Objective ::
Every record below is to be retyped exactly.

(Dataset entries)
────────────────

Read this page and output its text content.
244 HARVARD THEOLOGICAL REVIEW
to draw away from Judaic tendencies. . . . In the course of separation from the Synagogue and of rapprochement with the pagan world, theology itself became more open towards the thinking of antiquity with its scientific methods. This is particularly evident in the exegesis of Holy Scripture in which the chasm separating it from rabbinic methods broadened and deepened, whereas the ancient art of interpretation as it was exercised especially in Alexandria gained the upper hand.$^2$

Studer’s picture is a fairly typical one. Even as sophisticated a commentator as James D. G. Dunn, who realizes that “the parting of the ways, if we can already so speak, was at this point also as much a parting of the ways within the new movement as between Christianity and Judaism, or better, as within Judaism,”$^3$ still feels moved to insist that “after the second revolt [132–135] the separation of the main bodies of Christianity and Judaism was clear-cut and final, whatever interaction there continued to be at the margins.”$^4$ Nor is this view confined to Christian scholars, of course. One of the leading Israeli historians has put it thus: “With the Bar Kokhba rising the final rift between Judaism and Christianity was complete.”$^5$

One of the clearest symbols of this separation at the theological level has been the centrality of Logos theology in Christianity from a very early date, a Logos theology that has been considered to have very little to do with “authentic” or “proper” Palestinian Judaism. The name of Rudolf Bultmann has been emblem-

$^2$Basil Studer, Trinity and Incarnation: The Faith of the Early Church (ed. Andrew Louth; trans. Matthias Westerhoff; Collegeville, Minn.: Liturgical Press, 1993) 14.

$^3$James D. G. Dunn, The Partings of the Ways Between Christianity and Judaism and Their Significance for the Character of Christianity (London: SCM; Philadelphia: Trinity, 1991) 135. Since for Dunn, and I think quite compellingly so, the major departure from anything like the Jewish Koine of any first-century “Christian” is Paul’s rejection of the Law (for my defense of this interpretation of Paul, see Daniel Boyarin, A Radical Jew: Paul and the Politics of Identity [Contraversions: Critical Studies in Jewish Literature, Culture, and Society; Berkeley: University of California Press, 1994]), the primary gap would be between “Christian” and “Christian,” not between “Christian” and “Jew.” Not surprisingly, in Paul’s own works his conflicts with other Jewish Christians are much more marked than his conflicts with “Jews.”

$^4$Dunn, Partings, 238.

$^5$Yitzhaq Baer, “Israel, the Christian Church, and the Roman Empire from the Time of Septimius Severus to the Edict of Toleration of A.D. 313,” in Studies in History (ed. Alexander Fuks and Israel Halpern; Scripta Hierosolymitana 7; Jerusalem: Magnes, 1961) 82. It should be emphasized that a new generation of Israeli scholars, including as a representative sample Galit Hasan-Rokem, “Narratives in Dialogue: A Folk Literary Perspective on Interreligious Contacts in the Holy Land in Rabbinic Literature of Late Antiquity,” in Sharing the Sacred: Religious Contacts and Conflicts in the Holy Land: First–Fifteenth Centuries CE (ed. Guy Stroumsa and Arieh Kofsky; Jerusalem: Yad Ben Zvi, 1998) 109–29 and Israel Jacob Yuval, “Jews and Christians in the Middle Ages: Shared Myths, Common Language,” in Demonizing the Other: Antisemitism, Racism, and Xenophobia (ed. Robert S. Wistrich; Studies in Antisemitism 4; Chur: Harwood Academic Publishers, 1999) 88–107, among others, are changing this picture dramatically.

────────────────

Written answer ::
Read this page and output its text content.
244 HARVARD THEOLOGICAL REVIEW
to draw away from Judaic tendencies. . . . In the course of separation from the Synagogue and of rapprochement with the pagan world, theology itself became more open towards the thinking of antiquity with its scientific methods. This is particularly evident in the exegesis of Holy Scripture in which the chasm separating it from rabbinic methods broadened and deepened, whereas the ancient art of interpretation as it was exercised especially in Alexandria gained the upper hand.$^2$

Studer’s picture is a fairly typical one. Even as sophisticated a commentator as James D. G. Dunn, who realizes that “the parting of the ways, if we can already so speak, was at this point also as much a parting of the ways within the new movement as between Christianity and Judaism, or better, as within Judaism,”$^3$ still feels moved to insist that “after the second revolt [132–135] the separation of the main bodies of Christianity and Judaism was clear-cut and final, whatever interaction there continued to be at the margins.”$^4$ Nor is this view confined to Christian scholars, of course. One of the leading Israeli historians has put it thus: “With the Bar Kokhba rising the final rift between Judaism and Christianity was complete.”$^5$

One of the clearest symbols of this separation at the theological level has been the centrality of Logos theology in Christianity from a very early date, a Logos theology that has been considered to have very little to do with “authentic” or “proper” Palestinian Judaism. The name of Rudolf Bultmann has been emblem-

$^2$Basil Studer, Trinity and Incarnation: The Faith of the Early Church (ed. Andrew Louth; trans. Matthias Westerhoff; Collegeville, Minn.: Liturgical Press, 1993) 14.

$^3$James D. G. Dunn, The Partings of the Ways Between Christianity and Judaism and Their Significance for the Character of Christianity (London: SCM; Philadelphia: Trinity, 1991) 135. Since for Dunn, and I think quite compellingly so, the major departure from anything like the Jewish Koine of any first-century “Christian” is Paul’s rejection of the Law (for my defense of this interpretation of Paul, see Daniel Boyarin, A Radical Jew: Paul and the Politics of Identity [Contraversions: Critical Studies in Jewish Literature, Culture, and Society; Berkeley: University of California Press, 1994]), the primary gap would be between “Christian” and “Christian,” not between “Christian” and “Jew.” Not surprisingly, in Paul’s own works his conflicts with other Jewish Christians are much more marked than his conflicts with “Jews.”

$^4$Dunn, Partings, 238.

$^5$Yitzhaq Baer, “Israel, the Christian Church, and the Roman Empire from the Time of Septimius Severus to the Edict of Toleration of A.D. 313,” in Studies in History (ed. Alexander Fuks and Israel Halpern; Scripta Hierosolymitana 7; Jerusalem: Magnes, 1961) 82. It should be emphasized that a new generation of Israeli scholars, including as a representative sample Galit Hasan-Rokem, “Narratives in Dialogue: A Folk Literary Perspective on Interreligious Contacts in the Holy Land in Rabbinic Literature of Late Antiquity,” in Sharing the Sacred: Religious Contacts and Conflicts in the Holy Land: First–Fifteenth Centuries CE (ed. Guy Stroumsa and Arieh Kofsky; Jerusalem: Yad Ben Zvi, 1998) 109–29 and Israel Jacob Yuval, “Jews and Christians in the Middle Ages: Shared Myths, Common Language,” in Demonizing the Other: Antisemitism, Racism, and Xenophobia (ed. Robert S. Wistrich; Studies in Antisemitism 4; Chur: Harwood Academic Publishers, 1999) 88–107, among others, are changing this picture dramatically.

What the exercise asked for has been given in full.